• _Work to be completed_
Give only the lines from the one containing "Extract the structured" through the end of the material below, exactly as written.

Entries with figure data
******************************

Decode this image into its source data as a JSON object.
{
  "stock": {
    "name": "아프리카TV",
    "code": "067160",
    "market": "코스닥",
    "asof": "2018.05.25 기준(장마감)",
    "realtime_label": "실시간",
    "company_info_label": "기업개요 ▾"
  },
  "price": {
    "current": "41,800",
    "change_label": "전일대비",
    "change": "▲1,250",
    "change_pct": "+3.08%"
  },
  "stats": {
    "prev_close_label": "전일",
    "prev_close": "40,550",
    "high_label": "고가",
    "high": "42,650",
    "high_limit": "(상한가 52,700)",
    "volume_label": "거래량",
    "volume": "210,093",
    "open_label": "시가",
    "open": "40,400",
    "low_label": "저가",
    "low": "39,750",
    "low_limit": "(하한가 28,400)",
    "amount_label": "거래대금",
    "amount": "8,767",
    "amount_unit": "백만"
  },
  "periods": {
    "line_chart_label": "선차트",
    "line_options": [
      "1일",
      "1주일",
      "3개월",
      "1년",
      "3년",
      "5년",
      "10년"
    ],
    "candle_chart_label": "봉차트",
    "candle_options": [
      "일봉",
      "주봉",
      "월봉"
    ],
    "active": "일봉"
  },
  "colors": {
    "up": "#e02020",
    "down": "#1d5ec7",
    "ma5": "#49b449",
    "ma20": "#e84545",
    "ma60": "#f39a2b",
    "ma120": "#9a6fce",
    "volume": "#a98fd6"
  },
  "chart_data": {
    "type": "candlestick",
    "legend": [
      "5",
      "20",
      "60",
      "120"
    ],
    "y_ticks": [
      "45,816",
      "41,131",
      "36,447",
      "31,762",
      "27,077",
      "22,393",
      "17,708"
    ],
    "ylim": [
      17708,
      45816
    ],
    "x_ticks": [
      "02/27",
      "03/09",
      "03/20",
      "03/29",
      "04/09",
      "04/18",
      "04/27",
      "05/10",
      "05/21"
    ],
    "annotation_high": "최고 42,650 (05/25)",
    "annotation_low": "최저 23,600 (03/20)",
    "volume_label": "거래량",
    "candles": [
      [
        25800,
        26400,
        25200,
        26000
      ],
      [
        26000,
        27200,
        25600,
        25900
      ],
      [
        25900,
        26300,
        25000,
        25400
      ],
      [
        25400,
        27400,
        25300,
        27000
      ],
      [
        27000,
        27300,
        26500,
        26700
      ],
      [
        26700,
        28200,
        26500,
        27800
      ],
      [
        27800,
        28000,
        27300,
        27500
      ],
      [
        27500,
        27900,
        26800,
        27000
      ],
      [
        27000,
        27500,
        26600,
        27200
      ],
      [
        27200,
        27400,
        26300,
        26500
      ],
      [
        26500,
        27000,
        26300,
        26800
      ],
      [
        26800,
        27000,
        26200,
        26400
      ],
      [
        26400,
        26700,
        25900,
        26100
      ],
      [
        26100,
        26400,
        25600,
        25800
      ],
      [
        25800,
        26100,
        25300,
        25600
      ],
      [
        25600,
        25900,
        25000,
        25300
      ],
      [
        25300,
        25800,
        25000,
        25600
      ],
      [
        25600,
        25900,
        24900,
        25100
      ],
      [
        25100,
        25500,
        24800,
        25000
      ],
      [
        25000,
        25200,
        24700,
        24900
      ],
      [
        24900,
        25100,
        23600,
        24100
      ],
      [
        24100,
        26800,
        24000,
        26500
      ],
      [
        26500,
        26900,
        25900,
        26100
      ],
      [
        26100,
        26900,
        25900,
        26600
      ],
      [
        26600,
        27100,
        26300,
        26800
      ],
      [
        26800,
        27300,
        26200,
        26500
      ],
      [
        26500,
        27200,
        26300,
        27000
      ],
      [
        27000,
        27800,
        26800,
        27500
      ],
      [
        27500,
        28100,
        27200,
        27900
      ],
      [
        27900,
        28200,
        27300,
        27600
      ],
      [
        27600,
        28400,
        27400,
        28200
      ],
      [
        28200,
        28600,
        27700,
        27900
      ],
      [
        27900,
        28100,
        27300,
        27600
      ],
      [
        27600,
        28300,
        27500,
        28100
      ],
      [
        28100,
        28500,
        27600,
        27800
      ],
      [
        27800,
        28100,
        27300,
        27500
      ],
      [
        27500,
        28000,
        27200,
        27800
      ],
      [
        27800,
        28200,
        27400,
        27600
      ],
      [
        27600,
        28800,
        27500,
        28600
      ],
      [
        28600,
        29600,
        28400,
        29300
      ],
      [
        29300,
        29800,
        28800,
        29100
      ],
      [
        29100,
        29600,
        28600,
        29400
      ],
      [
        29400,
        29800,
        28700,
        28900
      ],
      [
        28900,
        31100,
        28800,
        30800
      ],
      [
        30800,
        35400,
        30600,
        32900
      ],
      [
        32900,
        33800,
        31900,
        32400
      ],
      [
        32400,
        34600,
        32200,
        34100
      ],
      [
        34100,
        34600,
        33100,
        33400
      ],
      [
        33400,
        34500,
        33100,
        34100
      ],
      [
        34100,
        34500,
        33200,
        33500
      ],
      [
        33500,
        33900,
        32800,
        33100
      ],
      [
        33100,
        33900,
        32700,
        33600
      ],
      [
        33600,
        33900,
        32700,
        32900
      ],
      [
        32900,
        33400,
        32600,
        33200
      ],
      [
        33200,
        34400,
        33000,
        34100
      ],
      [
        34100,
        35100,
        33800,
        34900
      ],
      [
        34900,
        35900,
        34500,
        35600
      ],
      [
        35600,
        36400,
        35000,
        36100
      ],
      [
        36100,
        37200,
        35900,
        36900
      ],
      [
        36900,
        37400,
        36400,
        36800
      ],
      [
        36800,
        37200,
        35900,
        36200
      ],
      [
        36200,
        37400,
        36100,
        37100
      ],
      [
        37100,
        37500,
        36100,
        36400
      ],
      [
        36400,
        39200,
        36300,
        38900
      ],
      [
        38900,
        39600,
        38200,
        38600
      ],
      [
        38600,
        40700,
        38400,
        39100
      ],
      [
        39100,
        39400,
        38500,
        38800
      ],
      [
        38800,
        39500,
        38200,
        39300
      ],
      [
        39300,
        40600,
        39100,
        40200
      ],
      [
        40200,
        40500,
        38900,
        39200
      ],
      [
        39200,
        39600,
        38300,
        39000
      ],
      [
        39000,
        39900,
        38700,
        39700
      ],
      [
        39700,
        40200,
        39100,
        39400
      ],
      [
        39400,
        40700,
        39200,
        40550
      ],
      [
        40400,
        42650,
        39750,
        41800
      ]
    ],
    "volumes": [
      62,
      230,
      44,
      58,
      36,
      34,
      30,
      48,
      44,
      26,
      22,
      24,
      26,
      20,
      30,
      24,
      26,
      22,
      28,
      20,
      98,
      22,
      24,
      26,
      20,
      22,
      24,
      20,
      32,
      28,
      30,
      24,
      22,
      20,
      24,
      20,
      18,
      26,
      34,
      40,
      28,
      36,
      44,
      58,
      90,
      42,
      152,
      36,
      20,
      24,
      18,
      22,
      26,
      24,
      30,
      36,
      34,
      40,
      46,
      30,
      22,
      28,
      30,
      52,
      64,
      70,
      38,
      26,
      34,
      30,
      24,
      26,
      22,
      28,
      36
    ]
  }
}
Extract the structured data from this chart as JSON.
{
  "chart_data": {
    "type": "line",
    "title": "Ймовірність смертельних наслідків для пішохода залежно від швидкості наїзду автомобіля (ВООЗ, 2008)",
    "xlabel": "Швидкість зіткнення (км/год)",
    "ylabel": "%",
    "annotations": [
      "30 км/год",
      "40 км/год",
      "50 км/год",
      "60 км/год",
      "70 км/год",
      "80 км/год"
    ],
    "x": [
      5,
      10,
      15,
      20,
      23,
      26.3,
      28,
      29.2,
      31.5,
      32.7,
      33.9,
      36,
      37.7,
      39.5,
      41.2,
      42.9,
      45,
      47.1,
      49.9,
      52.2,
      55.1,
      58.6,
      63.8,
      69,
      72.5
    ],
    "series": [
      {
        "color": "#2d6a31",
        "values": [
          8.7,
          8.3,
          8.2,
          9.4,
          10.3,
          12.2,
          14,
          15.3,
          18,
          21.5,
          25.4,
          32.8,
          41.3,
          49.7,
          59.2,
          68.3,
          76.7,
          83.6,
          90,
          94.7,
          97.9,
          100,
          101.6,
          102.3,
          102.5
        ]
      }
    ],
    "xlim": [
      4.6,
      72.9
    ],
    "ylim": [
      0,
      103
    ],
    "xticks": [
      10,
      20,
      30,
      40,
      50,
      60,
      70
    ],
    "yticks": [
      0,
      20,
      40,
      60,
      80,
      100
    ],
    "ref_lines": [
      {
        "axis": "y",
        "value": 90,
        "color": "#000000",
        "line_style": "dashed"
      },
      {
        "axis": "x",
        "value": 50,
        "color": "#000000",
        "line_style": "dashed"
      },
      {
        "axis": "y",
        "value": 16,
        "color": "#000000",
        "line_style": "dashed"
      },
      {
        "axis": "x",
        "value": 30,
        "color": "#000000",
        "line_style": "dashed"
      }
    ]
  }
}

******************************

• _Written solution_
Extract the structured data from this chart as JSON.
{
  "chart_data": {
    "type": "line",
    "title": "Ймовірність смертельних наслідків для пішохода залежно від швидкості наїзду автомобіля (ВООЗ, 2008)",
    "xlabel": "Швидкість зіткнення (км/год)",
    "ylabel": "%",
    "annotations": [
      "30 км/год",
      "40 км/год",
      "50 км/год",
      "60 км/год",
      "70 км/год",
      "80 км/год"
    ],
    "x": [
      5,
      10,
      15,
      20,
      23,
      26.3,
      28,
      29.2,
      31.5,
      32.7,
      33.9,
      36,
      37.7,
      39.5,
      41.2,
      42.9,
      45,
      47.1,
      49.9,
      52.2,
      55.1,
      58.6,
      63.8,
      69,
      72.5
    ],
    "series": [
      {
        "color": "#2d6a31",
        "values": [
          8.7,
          8.3,
          8.2,
          9.4,
          10.3,
          12.2,
          14,
          15.3,
          18,
          21.5,
          25.4,
          32.8,
          41.3,
          49.7,
          59.2,
          68.3,
          76.7,
          83.6,
          90,
          94.7,
          97.9,
          100,
          101.6,
          102.3,
          102.5
        ]
      }
    ],
    "xlim": [
      4.6,
      72.9
    ],
    "ylim": [
      0,
      103
    ],
    "xticks": [
      10,
      20,
      30,
      40,
      50,
      60,
      70
    ],
    "yticks": [
      0,
      20,
      40,
      60,
      80,
      100
    ],
    "ref_lines": [
      {
        "axis": "y",
        "value": 90,
        "color": "#000000",
        "line_style": "dashed"
      },
      {
        "axis": "x",
        "value": 50,
        "color": "#000000",
        "line_style": "dashed"
      },
      {
        "axis": "y",
        "value": 16,
        "color": "#000000",
        "line_style": "dashed"
      },
      {
        "axis": "x",
        "value": 30,
        "color": "#000000",
        "line_style": "dashed"
      }
    ]
  }
}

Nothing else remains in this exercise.